---------- Source material
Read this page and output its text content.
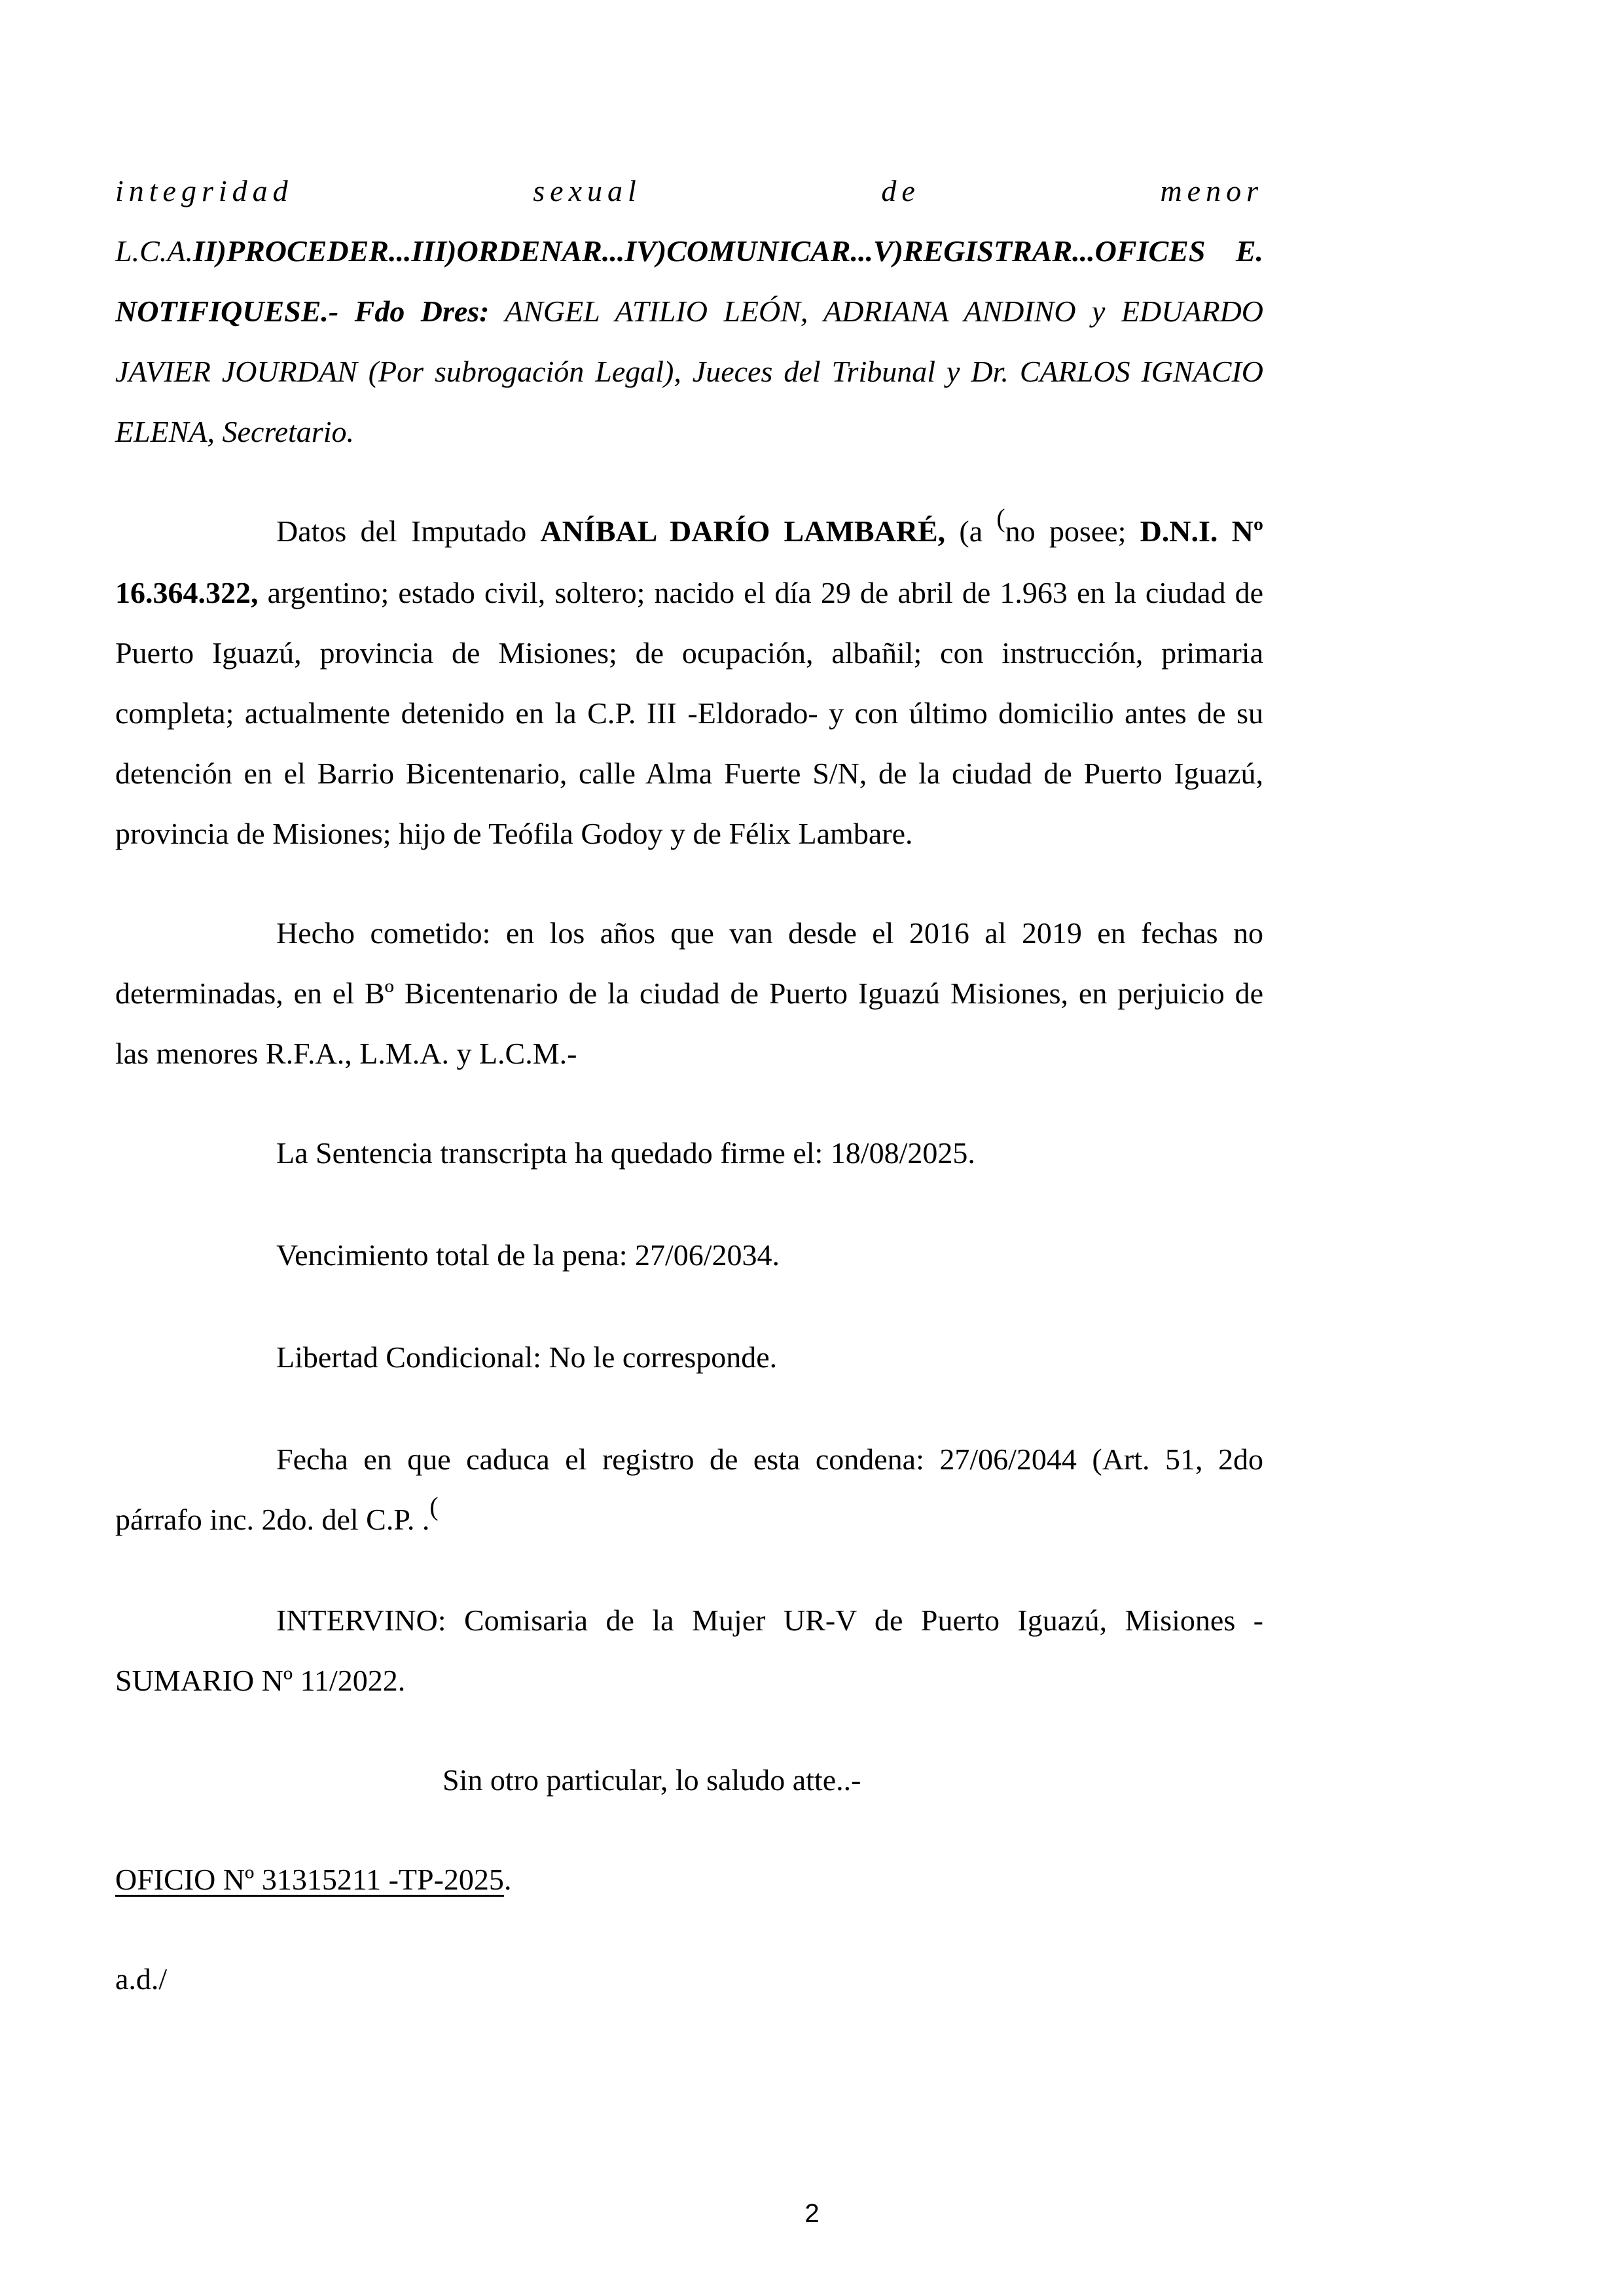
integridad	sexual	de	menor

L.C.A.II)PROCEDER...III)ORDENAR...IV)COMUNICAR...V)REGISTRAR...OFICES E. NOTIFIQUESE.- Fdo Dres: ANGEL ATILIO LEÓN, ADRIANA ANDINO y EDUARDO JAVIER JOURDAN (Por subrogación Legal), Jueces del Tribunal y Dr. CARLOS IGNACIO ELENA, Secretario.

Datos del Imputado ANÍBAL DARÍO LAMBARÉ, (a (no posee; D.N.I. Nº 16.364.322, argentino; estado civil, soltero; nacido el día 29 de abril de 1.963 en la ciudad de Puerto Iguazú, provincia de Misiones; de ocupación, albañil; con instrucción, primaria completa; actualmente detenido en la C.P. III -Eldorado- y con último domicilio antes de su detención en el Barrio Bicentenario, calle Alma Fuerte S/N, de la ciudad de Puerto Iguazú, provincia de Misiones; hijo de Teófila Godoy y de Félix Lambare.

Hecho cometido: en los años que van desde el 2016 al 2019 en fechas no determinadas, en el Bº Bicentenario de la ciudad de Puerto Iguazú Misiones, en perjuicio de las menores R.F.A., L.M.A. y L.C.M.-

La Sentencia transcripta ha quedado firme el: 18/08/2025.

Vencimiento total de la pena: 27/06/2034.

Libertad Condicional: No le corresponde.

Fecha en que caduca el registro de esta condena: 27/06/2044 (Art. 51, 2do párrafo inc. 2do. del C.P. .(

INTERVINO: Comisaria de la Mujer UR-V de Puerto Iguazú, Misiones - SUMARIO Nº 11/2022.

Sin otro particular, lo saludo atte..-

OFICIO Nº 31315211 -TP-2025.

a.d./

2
--------------------
---------- Source material
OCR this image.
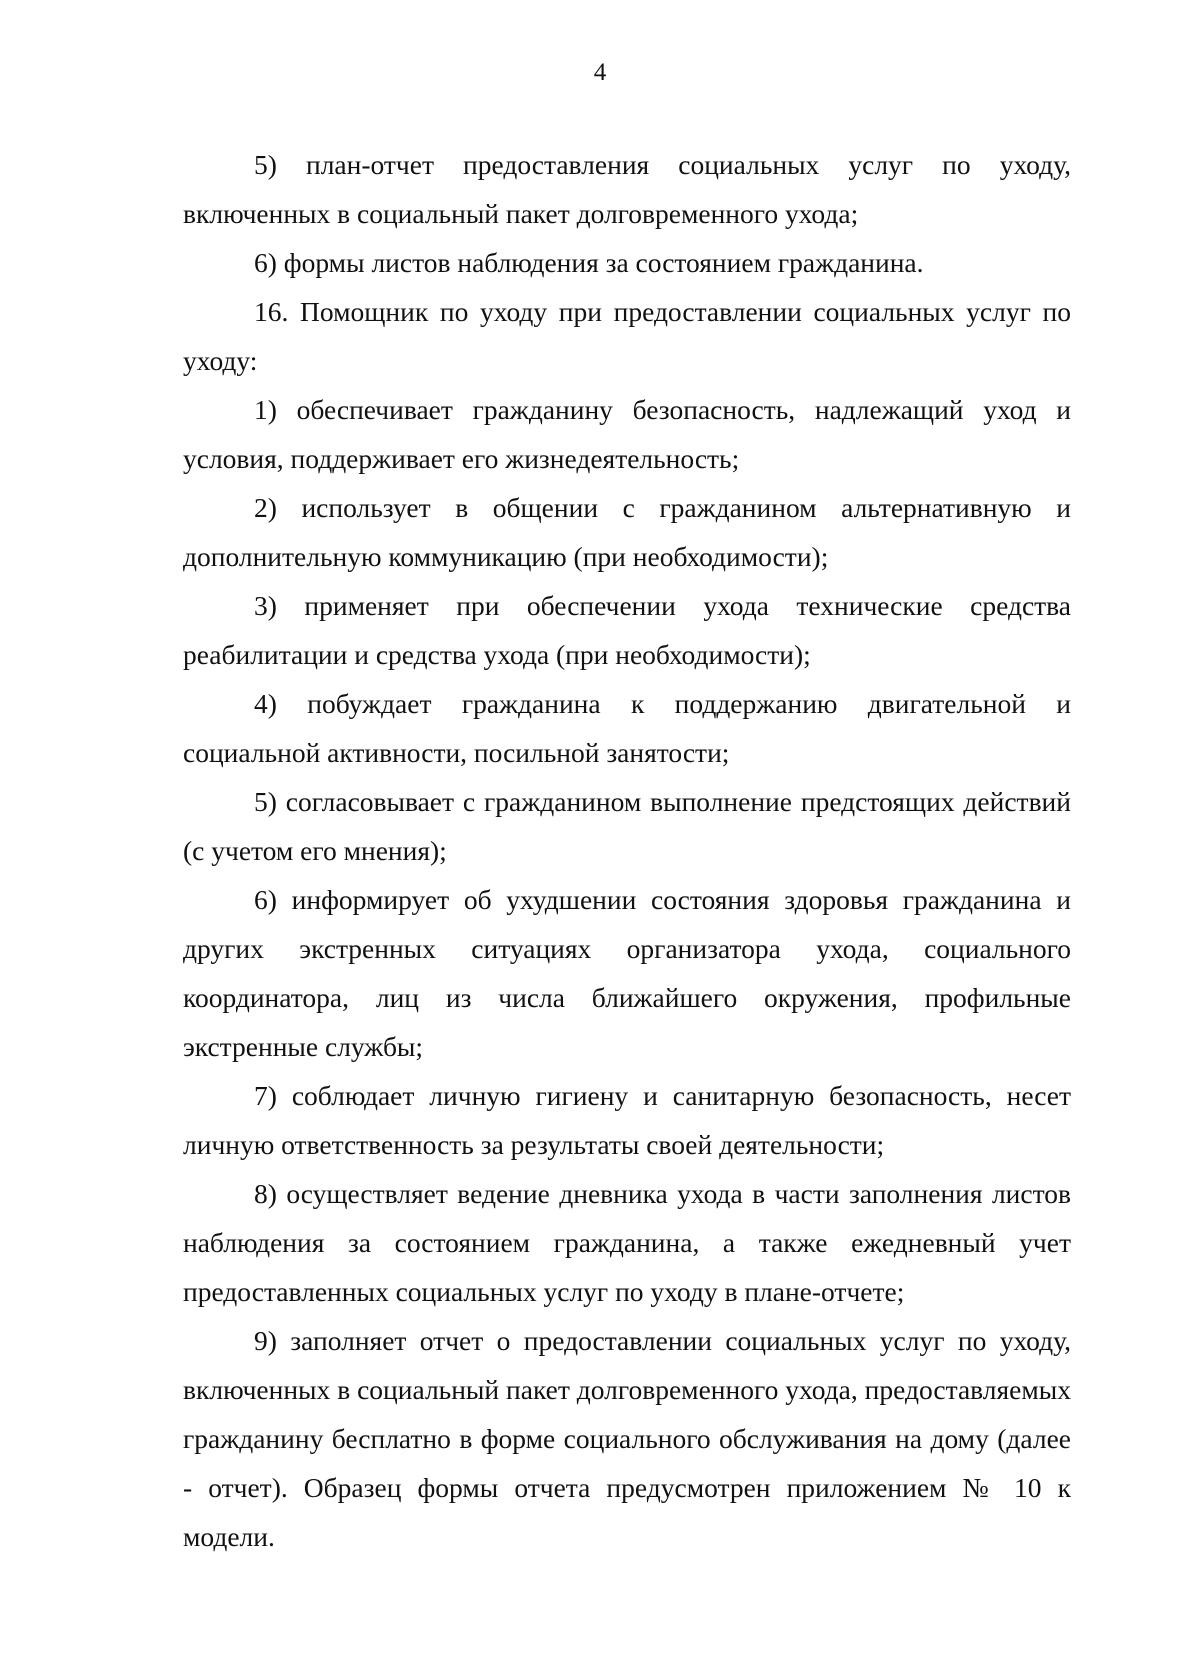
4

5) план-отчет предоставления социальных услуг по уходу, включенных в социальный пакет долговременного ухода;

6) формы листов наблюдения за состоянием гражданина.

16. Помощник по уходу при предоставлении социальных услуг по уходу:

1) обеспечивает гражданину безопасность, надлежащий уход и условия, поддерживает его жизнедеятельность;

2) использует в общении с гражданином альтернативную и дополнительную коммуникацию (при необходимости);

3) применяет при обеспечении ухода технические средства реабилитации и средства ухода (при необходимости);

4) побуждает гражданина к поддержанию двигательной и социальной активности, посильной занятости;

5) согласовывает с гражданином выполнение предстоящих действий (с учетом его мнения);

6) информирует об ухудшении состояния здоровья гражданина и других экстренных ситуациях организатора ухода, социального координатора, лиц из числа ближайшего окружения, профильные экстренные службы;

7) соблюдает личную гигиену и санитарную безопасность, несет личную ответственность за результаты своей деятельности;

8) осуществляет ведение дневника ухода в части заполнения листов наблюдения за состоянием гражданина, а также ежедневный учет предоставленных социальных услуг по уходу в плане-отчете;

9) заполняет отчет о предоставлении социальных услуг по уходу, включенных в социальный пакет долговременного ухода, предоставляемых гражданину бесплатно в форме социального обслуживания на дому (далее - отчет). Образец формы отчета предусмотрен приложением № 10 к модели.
--------------------
To do: Reproduce every line of the listing above in which the string "пакет" appears.

Response to the task:
5) план-отчет предоставления социальных услуг по уходу, включенных в социальный пакет долговременного ухода;
9) заполняет отчет о предоставлении социальных услуг по уходу, включенных в социальный пакет долговременного ухода, предоставляемых гражданину бесплатно в форме социального обслуживания на дому (далее - отчет). Образец формы отчета предусмотрен приложением № 10 к модели.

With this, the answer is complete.